Your answer should be a single number: the count of lines containing "color".
+-------+
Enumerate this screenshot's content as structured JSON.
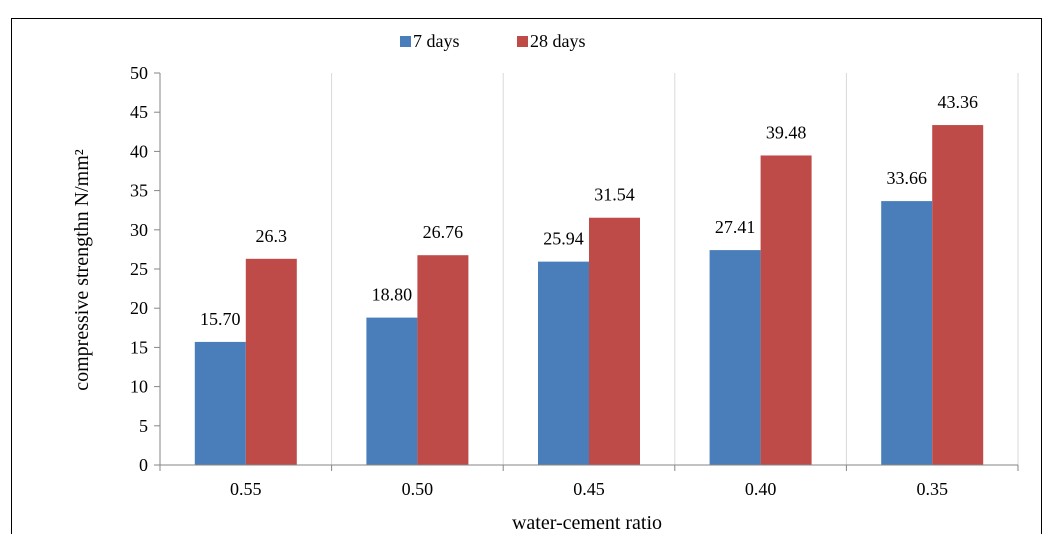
{
  "chart_data": {
    "type": "bar",
    "xlabel": "water-cement ratio",
    "ylabel": "compressive strengthn N/mm²",
    "categories": [
      "0.55",
      "0.50",
      "0.45",
      "0.40",
      "0.35"
    ],
    "series": [
      {
        "name": "7 days",
        "values": [
          15.7,
          18.8,
          25.94,
          27.41,
          33.66
        ],
        "labels": [
          "15.70",
          "18.80",
          "25.94",
          "27.41",
          "33.66"
        ],
        "color": "#4a7ebb"
      },
      {
        "name": "28 days",
        "values": [
          26.3,
          26.76,
          31.54,
          39.48,
          43.36
        ],
        "labels": [
          "26.3",
          "26.76",
          "31.54",
          "39.48",
          "43.36"
        ],
        "color": "#be4b48"
      }
    ],
    "ylim": [
      0,
      50
    ],
    "yticks": [
      "0",
      "5",
      "10",
      "15",
      "20",
      "25",
      "30",
      "35",
      "40",
      "45",
      "50"
    ],
    "legend": "top",
    "grid": "vertical category separators"
  }
}
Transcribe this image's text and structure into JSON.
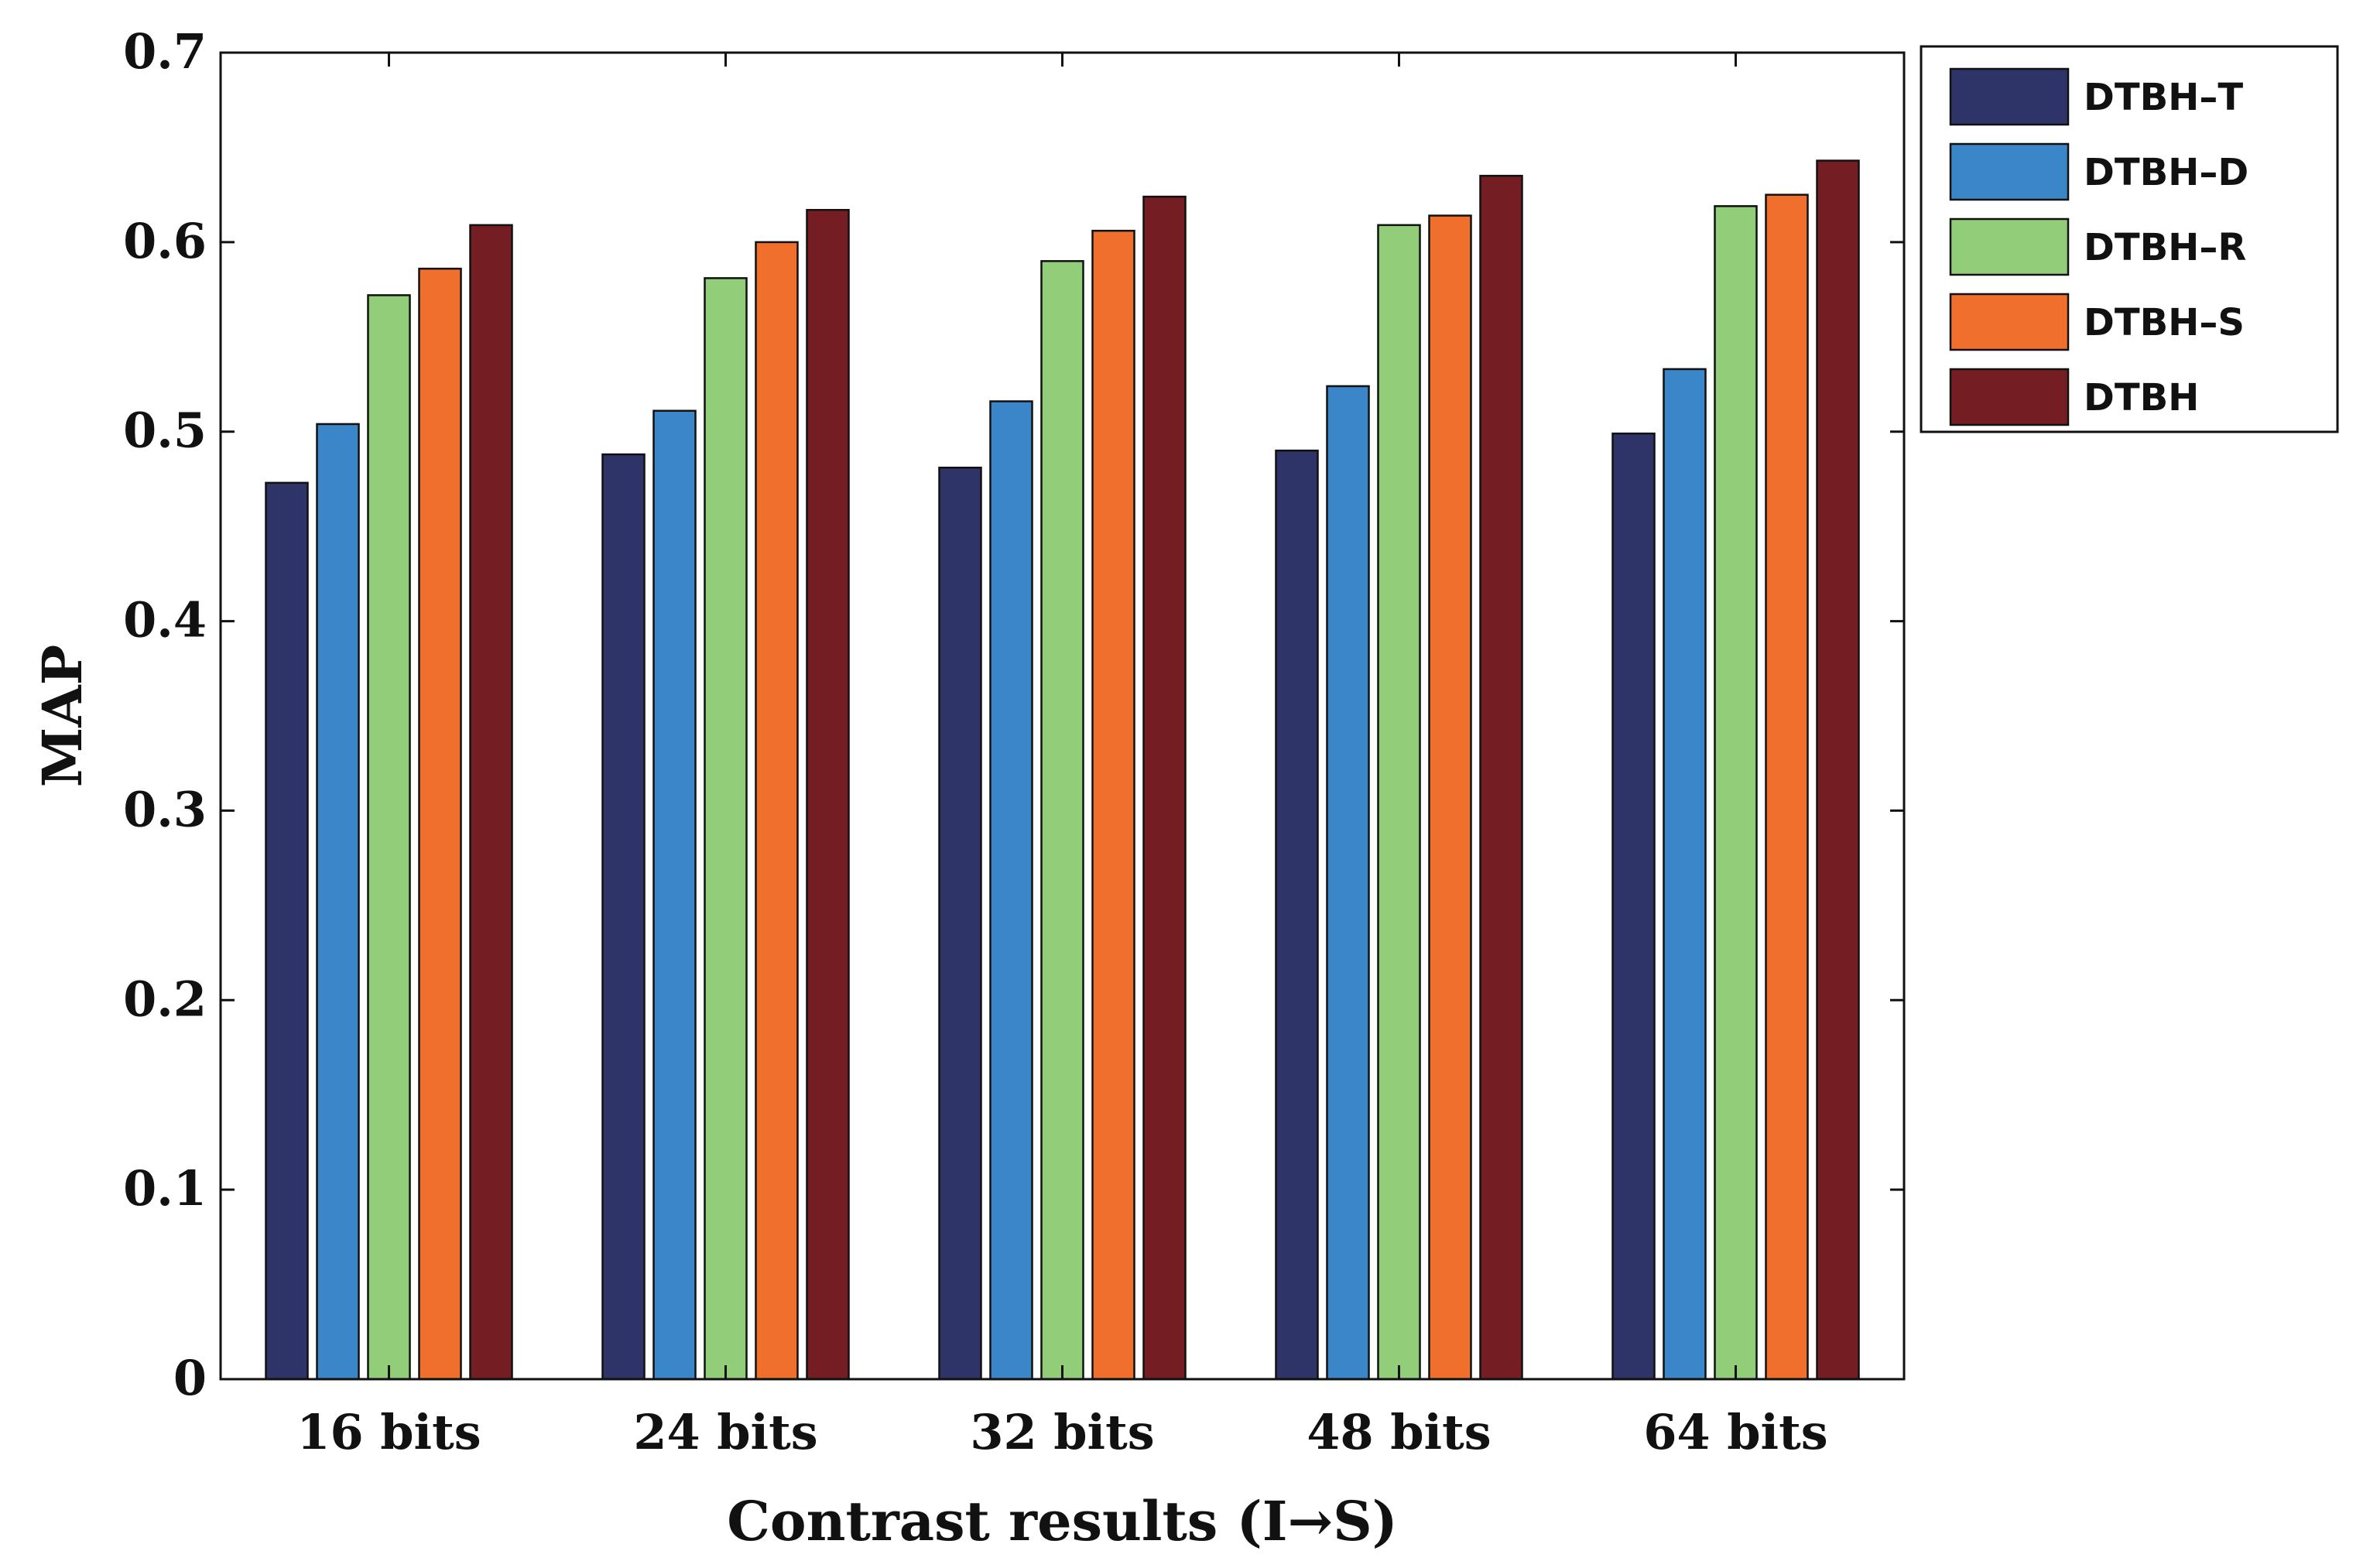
{
  "chart_data": {
    "type": "bar",
    "title": "",
    "xlabel": "Contrast results (I→S)",
    "ylabel": "MAP",
    "categories": [
      "16 bits",
      "24 bits",
      "32 bits",
      "48 bits",
      "64 bits"
    ],
    "ylim": [
      0,
      0.7
    ],
    "yticks": [
      "0",
      "0.1",
      "0.2",
      "0.3",
      "0.4",
      "0.5",
      "0.6",
      "0.7"
    ],
    "ytick_values": [
      0,
      0.1,
      0.2,
      0.3,
      0.4,
      0.5,
      0.6,
      0.7
    ],
    "grid": false,
    "legend_position": "outside-top-right",
    "series": [
      {
        "name": "DTBH–T",
        "color": "#2e3468",
        "values": [
          0.473,
          0.488,
          0.481,
          0.49,
          0.499
        ]
      },
      {
        "name": "DTBH–D",
        "color": "#3a86c8",
        "values": [
          0.504,
          0.511,
          0.516,
          0.524,
          0.533
        ]
      },
      {
        "name": "DTBH–R",
        "color": "#92cd7a",
        "values": [
          0.572,
          0.581,
          0.59,
          0.609,
          0.619
        ]
      },
      {
        "name": "DTBH–S",
        "color": "#f06f2c",
        "values": [
          0.586,
          0.6,
          0.606,
          0.614,
          0.625
        ]
      },
      {
        "name": "DTBH",
        "color": "#741d22",
        "values": [
          0.609,
          0.617,
          0.624,
          0.635,
          0.643
        ]
      }
    ]
  }
}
+-------+
- Written response -
7